[Dataset records]
+ + +

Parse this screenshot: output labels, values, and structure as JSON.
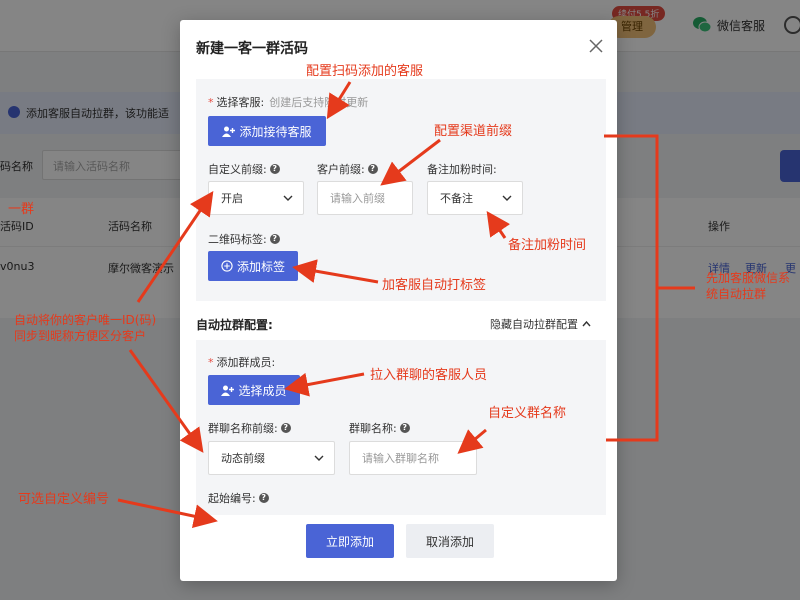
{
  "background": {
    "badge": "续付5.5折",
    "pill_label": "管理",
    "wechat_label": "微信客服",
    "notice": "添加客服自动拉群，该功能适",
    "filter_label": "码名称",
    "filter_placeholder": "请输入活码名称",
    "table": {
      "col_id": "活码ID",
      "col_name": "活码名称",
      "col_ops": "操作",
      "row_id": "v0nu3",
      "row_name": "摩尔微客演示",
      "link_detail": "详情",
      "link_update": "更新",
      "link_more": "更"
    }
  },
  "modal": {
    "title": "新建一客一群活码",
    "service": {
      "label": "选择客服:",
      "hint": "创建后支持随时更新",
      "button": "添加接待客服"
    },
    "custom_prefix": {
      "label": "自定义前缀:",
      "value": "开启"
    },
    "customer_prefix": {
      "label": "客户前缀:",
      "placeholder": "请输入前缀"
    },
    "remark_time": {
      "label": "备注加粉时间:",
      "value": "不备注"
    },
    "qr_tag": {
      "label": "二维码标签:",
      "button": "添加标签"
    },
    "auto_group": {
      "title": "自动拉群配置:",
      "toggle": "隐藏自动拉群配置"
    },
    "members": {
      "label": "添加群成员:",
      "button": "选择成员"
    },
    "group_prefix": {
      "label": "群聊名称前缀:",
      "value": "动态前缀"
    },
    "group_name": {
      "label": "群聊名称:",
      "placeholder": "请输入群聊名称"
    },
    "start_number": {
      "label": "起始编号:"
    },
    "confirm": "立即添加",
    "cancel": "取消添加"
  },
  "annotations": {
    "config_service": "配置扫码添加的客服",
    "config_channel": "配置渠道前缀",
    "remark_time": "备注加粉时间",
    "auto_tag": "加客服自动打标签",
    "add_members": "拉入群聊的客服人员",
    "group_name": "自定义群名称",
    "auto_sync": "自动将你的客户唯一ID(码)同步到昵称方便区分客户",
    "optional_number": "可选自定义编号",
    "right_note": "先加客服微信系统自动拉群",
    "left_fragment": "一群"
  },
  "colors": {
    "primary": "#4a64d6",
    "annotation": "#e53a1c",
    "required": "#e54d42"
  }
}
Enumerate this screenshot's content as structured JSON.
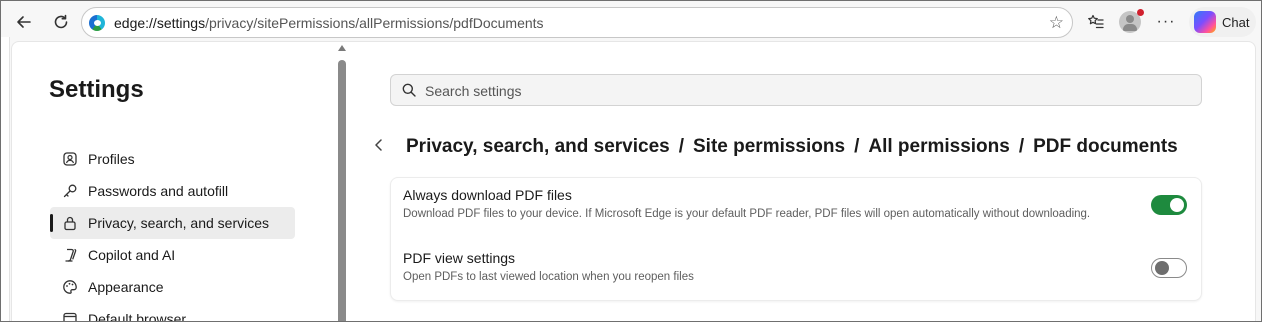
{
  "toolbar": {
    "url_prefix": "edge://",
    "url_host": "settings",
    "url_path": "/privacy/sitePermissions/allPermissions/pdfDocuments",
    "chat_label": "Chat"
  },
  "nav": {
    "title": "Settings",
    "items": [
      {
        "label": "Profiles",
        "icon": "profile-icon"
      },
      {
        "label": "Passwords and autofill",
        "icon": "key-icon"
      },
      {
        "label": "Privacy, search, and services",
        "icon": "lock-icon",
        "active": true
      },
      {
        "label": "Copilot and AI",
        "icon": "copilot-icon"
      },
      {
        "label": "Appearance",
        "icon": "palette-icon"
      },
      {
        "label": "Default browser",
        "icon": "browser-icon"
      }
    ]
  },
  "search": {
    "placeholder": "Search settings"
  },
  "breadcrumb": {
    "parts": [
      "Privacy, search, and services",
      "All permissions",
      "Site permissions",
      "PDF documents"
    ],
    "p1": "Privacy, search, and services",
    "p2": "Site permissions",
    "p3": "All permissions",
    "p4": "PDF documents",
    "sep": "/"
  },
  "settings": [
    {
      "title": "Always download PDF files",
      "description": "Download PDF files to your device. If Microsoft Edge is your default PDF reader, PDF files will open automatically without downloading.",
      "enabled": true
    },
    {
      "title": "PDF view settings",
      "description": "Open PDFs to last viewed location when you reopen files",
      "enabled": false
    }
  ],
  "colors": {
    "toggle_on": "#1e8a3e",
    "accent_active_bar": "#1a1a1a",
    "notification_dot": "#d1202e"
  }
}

+ + +

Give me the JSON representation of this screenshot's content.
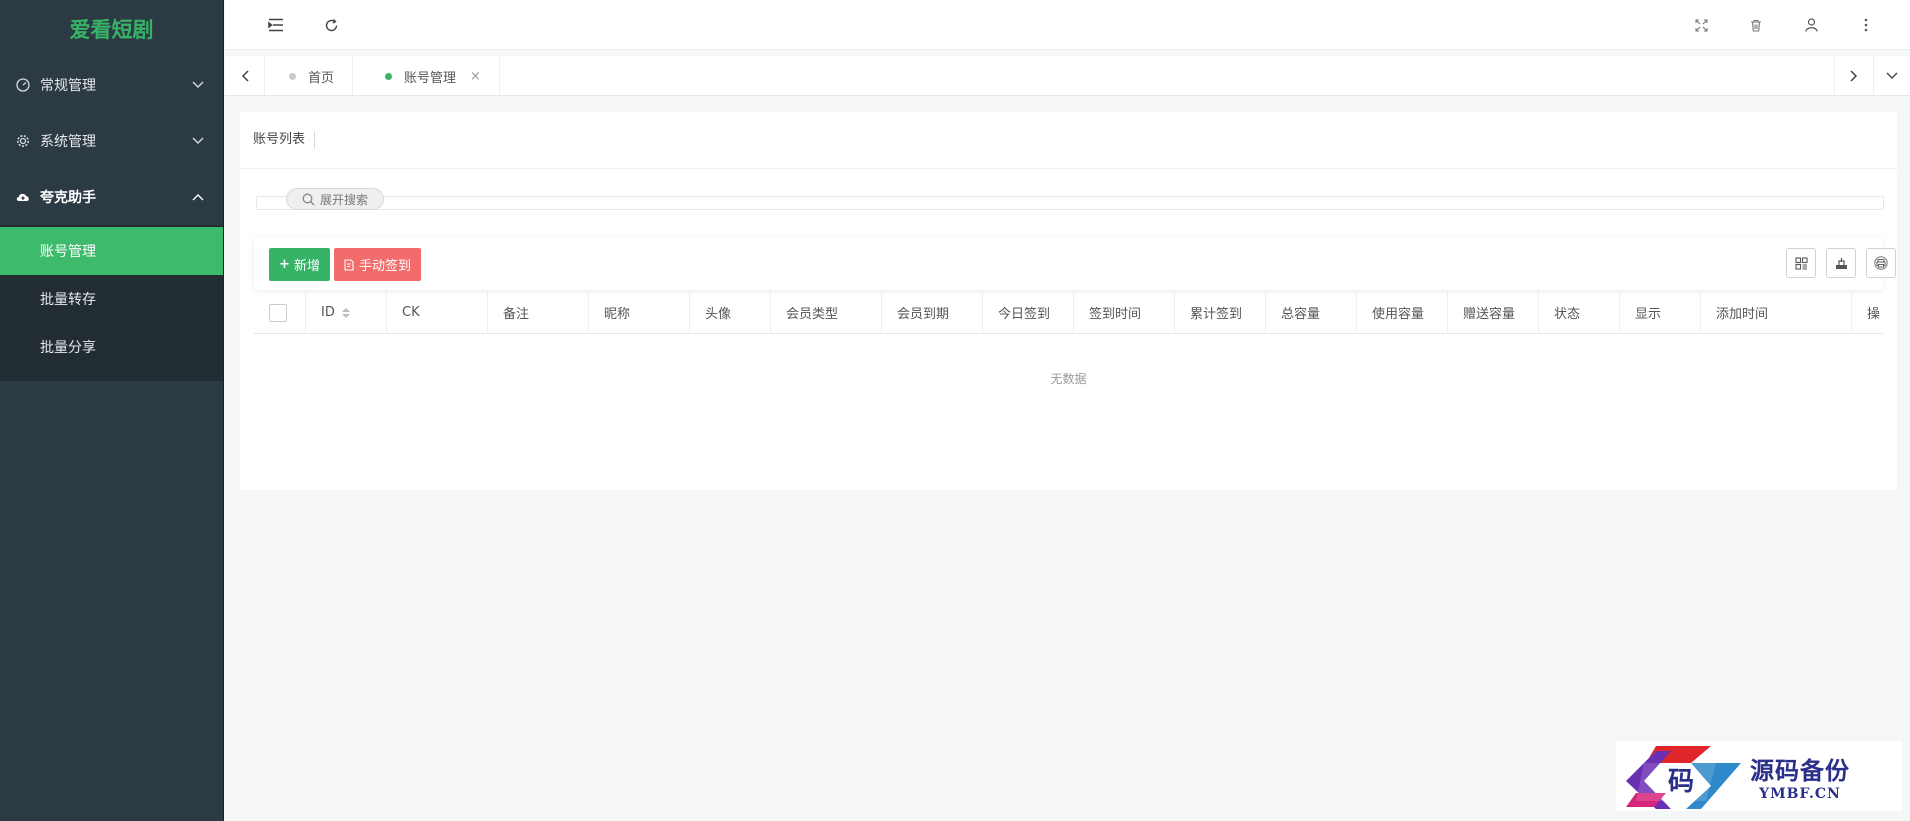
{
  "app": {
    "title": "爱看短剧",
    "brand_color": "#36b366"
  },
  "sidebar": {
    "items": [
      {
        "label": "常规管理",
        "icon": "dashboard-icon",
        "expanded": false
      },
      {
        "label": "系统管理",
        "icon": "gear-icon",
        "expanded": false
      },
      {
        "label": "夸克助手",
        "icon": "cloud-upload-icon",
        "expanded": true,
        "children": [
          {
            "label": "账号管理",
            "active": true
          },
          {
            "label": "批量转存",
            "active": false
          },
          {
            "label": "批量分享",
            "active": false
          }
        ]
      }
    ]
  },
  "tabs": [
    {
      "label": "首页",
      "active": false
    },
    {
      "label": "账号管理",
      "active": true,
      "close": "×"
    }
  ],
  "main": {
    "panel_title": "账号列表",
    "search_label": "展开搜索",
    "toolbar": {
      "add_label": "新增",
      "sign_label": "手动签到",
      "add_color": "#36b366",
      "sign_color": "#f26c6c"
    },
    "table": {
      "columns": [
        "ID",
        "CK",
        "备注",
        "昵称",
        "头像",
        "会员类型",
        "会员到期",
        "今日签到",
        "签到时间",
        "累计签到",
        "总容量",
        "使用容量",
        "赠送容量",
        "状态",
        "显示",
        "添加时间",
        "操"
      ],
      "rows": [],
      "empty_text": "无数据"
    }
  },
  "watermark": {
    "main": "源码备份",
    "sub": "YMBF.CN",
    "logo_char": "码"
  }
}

+ + +

What you are asked to do = For each line of the entries that includes "this", show that line.

In response =
Parse this screenshot: output labels, values, and structure as JSON.
Enumerate this screenshot's content as structured JSON.
Give me the JSON representation of this screenshot's content.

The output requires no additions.